[Start]

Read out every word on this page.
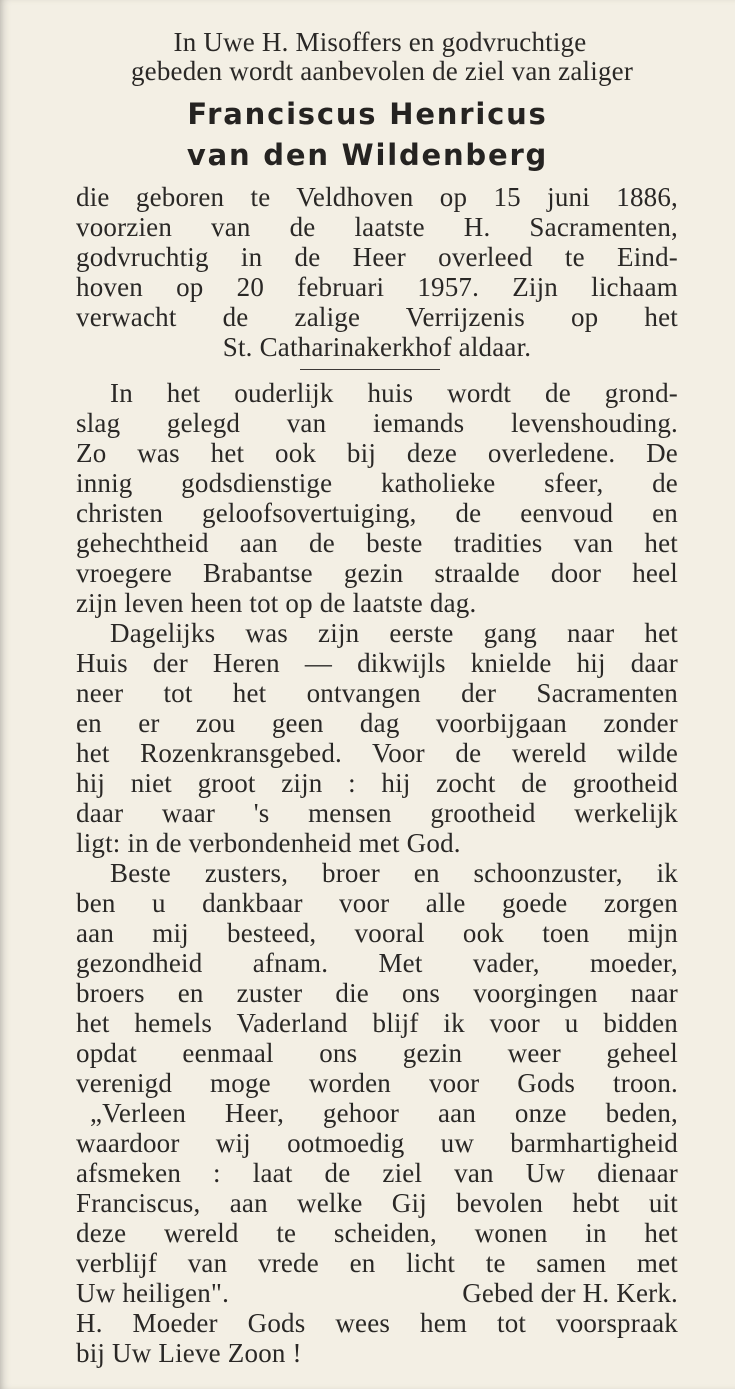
In Uwe H. Misoffers en godvruchtige
gebeden wordt aanbevolen de ziel van zaliger
Franciscus Henricus
van den Wildenberg
die geboren te Veldhoven op 15 juni 1886,
voorzien van de laatste H. Sacramenten,
godvruchtig in de Heer overleed te Eind-
hoven op 20 februari 1957. Zijn lichaam
verwacht de zalige Verrijzenis op het
St. Catharinakerkhof aldaar.
In het ouderlijk huis wordt de grond-
slag gelegd van iemands levenshouding.
Zo was het ook bij deze overledene. De
innig godsdienstige katholieke sfeer, de
christen geloofsovertuiging, de eenvoud en
gehechtheid aan de beste tradities van het
vroegere Brabantse gezin straalde door heel
zijn leven heen tot op de laatste dag.
Dagelijks was zijn eerste gang naar het
Huis der Heren — dikwijls knielde hij daar
neer tot het ontvangen der Sacramenten
en er zou geen dag voorbijgaan zonder
het Rozenkransgebed. Voor de wereld wilde
hij niet groot zijn : hij zocht de grootheid
daar waar 's mensen grootheid werkelijk
ligt: in de verbondenheid met God.
Beste zusters, broer en schoonzuster, ik
ben u dankbaar voor alle goede zorgen
aan mij besteed, vooral ook toen mijn
gezondheid afnam. Met vader, moeder,
broers en zuster die ons voorgingen naar
het hemels Vaderland blijf ik voor u bidden
opdat eenmaal ons gezin weer geheel
verenigd moge worden voor Gods troon.
„Verleen Heer, gehoor aan onze beden,
waardoor wij ootmoedig uw barmhartigheid
afsmeken : laat de ziel van Uw dienaar
Franciscus, aan welke Gij bevolen hebt uit
deze wereld te scheiden, wonen in het
verblijf van vrede en licht te samen met
Uw heiligen".	Gebed der H. Kerk.
H. Moeder Gods wees hem tot voorspraak
bij Uw Lieve Zoon !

[End]

GOAL OF THE EXERCISE >> Copy each line exactly, and leave the pictures out of your copy.

TASK OUTPUT >>
Read out every word on this page.
In Uwe H. Misoffers en godvruchtige
gebeden wordt aanbevolen de ziel van zaliger
Franciscus Henricus
van den Wildenberg
die geboren te Veldhoven op 15 juni 1886,
voorzien van de laatste H. Sacramenten,
godvruchtig in de Heer overleed te Eind-
hoven op 20 februari 1957. Zijn lichaam
verwacht de zalige Verrijzenis op het
St. Catharinakerkhof aldaar.
In het ouderlijk huis wordt de grond-
slag gelegd van iemands levenshouding.
Zo was het ook bij deze overledene. De
innig godsdienstige katholieke sfeer, de
christen geloofsovertuiging, de eenvoud en
gehechtheid aan de beste tradities van het
vroegere Brabantse gezin straalde door heel
zijn leven heen tot op de laatste dag.
Dagelijks was zijn eerste gang naar het
Huis der Heren — dikwijls knielde hij daar
neer tot het ontvangen der Sacramenten
en er zou geen dag voorbijgaan zonder
het Rozenkransgebed. Voor de wereld wilde
hij niet groot zijn : hij zocht de grootheid
daar waar 's mensen grootheid werkelijk
ligt: in de verbondenheid met God.
Beste zusters, broer en schoonzuster, ik
ben u dankbaar voor alle goede zorgen
aan mij besteed, vooral ook toen mijn
gezondheid afnam. Met vader, moeder,
broers en zuster die ons voorgingen naar
het hemels Vaderland blijf ik voor u bidden
opdat eenmaal ons gezin weer geheel
verenigd moge worden voor Gods troon.
„Verleen Heer, gehoor aan onze beden,
waardoor wij ootmoedig uw barmhartigheid
afsmeken : laat de ziel van Uw dienaar
Franciscus, aan welke Gij bevolen hebt uit
deze wereld te scheiden, wonen in het
verblijf van vrede en licht te samen met
Uw heiligen".	Gebed der H. Kerk.
H. Moeder Gods wees hem tot voorspraak
bij Uw Lieve Zoon !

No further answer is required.